▶ [Exercise description] Look below and pull out each line with the word "Automatic".
>> Begin Provided records
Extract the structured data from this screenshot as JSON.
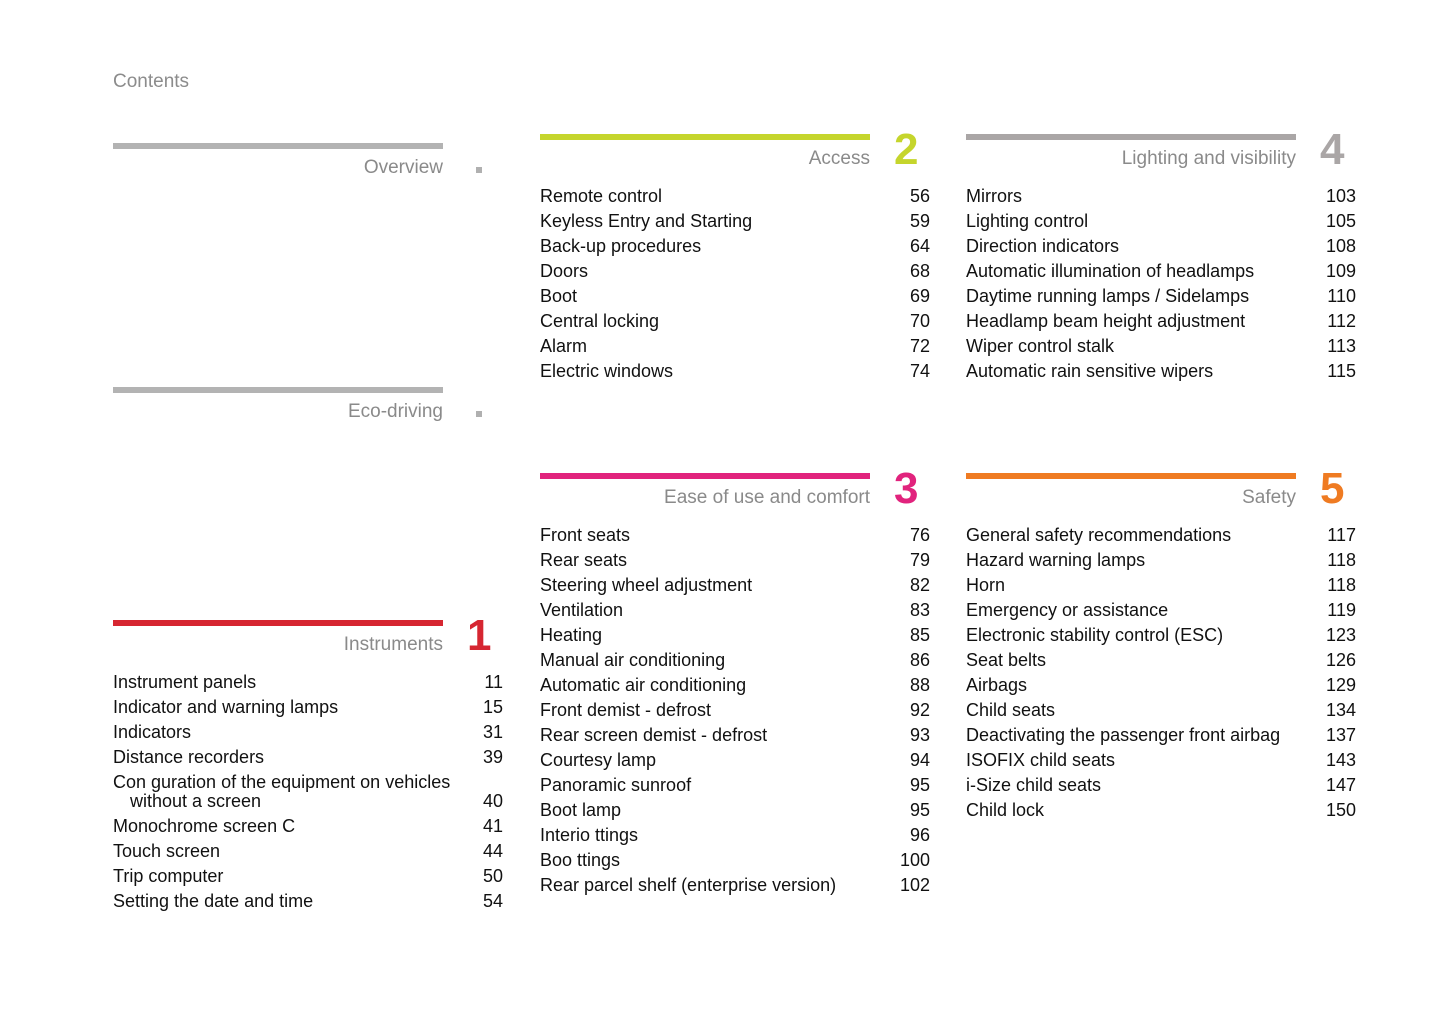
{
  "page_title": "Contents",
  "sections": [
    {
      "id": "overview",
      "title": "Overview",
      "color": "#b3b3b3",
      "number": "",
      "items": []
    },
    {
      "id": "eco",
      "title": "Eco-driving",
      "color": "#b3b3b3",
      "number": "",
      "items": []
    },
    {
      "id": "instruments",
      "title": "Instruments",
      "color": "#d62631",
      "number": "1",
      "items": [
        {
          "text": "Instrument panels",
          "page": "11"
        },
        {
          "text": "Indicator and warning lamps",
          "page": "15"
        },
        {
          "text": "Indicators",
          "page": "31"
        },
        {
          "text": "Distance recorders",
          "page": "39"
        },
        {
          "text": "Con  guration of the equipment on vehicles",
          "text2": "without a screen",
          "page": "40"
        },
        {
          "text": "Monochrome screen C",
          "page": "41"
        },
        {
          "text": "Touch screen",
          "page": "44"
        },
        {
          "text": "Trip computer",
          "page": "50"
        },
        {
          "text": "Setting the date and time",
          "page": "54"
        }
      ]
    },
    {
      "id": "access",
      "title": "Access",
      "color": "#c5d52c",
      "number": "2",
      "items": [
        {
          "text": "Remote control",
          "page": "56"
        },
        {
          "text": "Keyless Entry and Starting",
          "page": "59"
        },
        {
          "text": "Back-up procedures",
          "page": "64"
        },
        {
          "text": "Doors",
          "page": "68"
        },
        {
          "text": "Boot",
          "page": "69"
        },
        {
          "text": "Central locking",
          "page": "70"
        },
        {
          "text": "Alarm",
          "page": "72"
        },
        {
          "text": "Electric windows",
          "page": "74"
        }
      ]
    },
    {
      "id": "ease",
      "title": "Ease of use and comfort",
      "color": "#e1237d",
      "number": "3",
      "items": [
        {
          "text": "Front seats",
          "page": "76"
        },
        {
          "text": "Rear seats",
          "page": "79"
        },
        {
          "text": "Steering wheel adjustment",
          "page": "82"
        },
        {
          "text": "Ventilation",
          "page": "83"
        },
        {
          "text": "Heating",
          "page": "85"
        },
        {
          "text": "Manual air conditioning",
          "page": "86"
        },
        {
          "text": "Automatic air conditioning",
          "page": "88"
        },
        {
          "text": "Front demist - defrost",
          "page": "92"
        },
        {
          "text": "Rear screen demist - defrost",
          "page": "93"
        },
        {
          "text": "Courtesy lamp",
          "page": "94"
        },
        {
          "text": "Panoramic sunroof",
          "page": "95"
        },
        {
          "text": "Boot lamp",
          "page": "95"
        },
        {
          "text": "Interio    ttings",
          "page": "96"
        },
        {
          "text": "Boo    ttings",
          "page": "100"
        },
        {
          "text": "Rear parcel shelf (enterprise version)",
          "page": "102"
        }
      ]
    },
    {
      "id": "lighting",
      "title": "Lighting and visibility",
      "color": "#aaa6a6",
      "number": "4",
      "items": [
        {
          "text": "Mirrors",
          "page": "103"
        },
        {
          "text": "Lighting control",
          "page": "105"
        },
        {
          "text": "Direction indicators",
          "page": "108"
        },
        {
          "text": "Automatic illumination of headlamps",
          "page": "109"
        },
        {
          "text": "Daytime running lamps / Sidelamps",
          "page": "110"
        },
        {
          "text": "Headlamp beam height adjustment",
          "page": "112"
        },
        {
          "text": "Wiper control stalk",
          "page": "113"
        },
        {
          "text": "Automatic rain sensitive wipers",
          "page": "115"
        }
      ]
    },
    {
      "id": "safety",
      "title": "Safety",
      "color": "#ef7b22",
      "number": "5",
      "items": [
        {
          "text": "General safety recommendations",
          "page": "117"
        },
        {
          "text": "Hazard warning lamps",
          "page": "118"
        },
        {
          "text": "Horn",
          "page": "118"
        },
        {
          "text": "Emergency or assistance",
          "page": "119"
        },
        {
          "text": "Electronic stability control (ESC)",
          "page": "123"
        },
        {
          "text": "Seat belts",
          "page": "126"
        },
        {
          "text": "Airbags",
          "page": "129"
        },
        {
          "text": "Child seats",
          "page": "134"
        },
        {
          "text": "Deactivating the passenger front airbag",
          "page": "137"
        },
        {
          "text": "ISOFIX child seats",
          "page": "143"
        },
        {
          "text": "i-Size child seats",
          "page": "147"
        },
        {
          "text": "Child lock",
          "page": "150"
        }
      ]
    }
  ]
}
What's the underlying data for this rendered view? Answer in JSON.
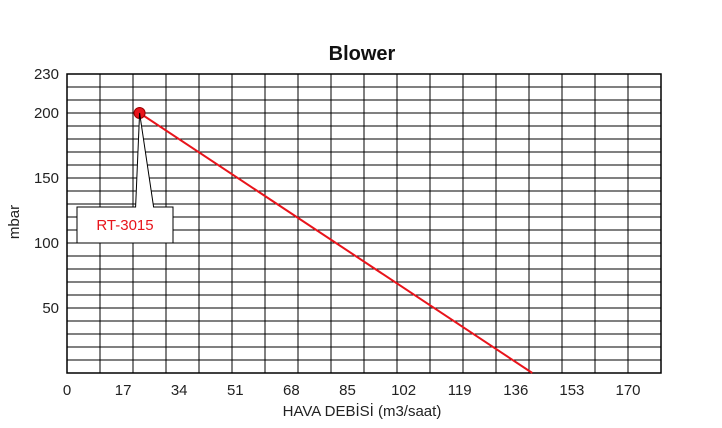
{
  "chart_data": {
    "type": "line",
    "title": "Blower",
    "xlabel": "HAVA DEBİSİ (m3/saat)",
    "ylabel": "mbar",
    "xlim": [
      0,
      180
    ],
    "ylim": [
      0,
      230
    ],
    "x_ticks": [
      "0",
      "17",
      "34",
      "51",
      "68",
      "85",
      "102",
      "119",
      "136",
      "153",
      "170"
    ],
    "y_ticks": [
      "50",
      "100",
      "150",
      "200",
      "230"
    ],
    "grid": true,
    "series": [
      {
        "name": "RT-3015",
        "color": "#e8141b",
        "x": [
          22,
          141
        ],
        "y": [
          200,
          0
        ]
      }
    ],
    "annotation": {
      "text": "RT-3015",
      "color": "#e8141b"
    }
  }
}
>> End Provided records
>> Begin Provided records
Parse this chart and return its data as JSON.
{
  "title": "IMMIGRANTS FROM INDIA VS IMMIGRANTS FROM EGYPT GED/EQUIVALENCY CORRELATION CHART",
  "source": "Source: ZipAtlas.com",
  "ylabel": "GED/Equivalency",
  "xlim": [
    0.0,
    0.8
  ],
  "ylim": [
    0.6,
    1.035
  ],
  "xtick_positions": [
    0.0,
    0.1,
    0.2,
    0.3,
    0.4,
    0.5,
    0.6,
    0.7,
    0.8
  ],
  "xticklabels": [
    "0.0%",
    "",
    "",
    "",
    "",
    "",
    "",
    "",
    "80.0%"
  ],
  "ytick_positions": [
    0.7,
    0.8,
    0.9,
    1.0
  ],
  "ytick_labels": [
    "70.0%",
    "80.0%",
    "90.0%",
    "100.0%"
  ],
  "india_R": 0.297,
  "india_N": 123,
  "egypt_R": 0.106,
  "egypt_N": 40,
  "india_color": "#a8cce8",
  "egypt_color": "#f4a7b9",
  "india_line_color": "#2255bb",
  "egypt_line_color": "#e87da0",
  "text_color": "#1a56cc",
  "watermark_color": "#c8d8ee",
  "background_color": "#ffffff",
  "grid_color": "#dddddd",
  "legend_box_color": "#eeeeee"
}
>> End Provided records
▶ [Task output]
          "text": "Automatic air conditioning",
          "text": "Automatic illumination of headlamps",
          "text": "Automatic rain sensitive wipers",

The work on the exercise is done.